#### [Work task 1]
In the article below about New York CBD companies, rewrite the paragraph beginning "Founded last March, CanaFarma" as a short bulleted list that keeps its main facts.
#### [Work task 2]
From the article below about New York CBD companies, reproduce the passage from "CBD, which is" to "cannabis users high." word for word.
#### [Work task 3]
Pick up the article below about New York CBD companies after its final sentence and continue it.

CanaFarma Corp., one of at least a half dozen New York companies that launched recently in the CBD field, is in the midst of going public on the Canadian Securities Exchange. It is projecting $45 million in revenue by the end of this year.
CBD, which is short for the non-intoxicating compound cannabidiol, is made from hemp, which is essentially the same plant that produces marijuana. In 2018, the U.S. Farm Bill legalized the cultivation and sale of hemp as long as it contained only trace amounts of tetrahydrocannabinol, or THC, the chemical that gets cannabis users high.
Founded last March, CanaFarma began selling its signature product, a hemp oil-infused chewing gum called Yooforic, in June. By October it was doing $750,000 a month in sales—entirely online—according to CEO David Lonsdale. He said the company was now planning its expansion into brick-and-mortar retail sales. It also produces a hemp oil tincture and is working on a skin cream.
CBD companies have gotten around the regulations by not making medical claims for their products. CanaFarma has played it safe by describing its gum as a hemp-oil infusion.
The confusion over regulations has played havoc with some New York based CBD businesses, but it has not stopped their growth.

#### [Supplied information]

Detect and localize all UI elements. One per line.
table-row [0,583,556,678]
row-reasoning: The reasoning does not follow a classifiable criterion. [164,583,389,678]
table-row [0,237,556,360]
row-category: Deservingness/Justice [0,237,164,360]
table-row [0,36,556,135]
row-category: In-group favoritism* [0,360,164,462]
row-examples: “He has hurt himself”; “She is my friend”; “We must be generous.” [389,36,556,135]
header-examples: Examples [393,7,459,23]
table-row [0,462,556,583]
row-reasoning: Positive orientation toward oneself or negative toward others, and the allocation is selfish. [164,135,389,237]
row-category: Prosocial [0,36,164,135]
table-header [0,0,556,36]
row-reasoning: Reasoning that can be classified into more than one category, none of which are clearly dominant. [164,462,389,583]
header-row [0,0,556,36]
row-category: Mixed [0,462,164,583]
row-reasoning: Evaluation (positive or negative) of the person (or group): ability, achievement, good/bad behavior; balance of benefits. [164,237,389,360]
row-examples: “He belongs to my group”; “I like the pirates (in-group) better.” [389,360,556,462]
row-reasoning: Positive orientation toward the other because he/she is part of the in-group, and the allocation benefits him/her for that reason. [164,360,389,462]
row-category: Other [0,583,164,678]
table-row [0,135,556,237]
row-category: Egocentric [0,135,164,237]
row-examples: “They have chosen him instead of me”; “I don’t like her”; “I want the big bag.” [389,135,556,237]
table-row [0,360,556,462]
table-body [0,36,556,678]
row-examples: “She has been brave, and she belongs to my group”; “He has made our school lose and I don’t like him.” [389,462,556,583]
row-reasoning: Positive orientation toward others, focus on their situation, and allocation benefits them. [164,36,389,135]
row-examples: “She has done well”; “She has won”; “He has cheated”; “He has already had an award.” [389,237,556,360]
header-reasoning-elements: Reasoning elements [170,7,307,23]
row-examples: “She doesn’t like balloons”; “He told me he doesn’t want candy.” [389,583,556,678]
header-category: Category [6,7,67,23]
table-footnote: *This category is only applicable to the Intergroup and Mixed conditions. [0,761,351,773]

#### [Final answer 1]
- CanaFarma was founded last March.
- In June it began selling Yooforic, a chewing gum infused with hemp oil and its signature product.
- By October it had $750,000 a month in sales, all online, according to CEO David Lonsdale.
- It plans to expand into brick-and-mortar retail.
- It also makes a hemp oil tincture and is developing a skin cream.

#### [Final answer 2]
CBD, which is short for the non-intoxicating compound cannabidiol, is made from hemp, which is essentially the same plant that produces marijuana. In 2018, the U.S. Farm Bill legalized the cultivation and sale of hemp as long as it contained only trace amounts of tetrahydrocannabinol, or THC, the chemical that gets cannabis users high.

#### [Final answer 3]
The regulatory environment “is a little bit blurry at the moment,” Lonsdale said. “But we’re bound and determined to be one of the major companies in this industry. We have the financing and we think we’ve got the strategy.”
A veteran of Dun & Bradstreet and other blue-chip firms, Lonsdale has run his own boutique investment company for the past decade. As part of going public, CanaFarma has merged with a British Columbia-based company, KYC Technology.
Although CanaFarma appears to be the first New York based CBD company to go public in Canada, other companies in the sector have used the Canadian exchange because of more liberal laws north of the border governing cannabis-related products.
CanaFarma also has the means to produce CBD products literally from the ground up: It is a part-owner of Simple Solutions, which operates a 55-acre organic hemp farm in Duchess County. Lonsdale is looking into partnering with extraction and processing facilities in New Jersey.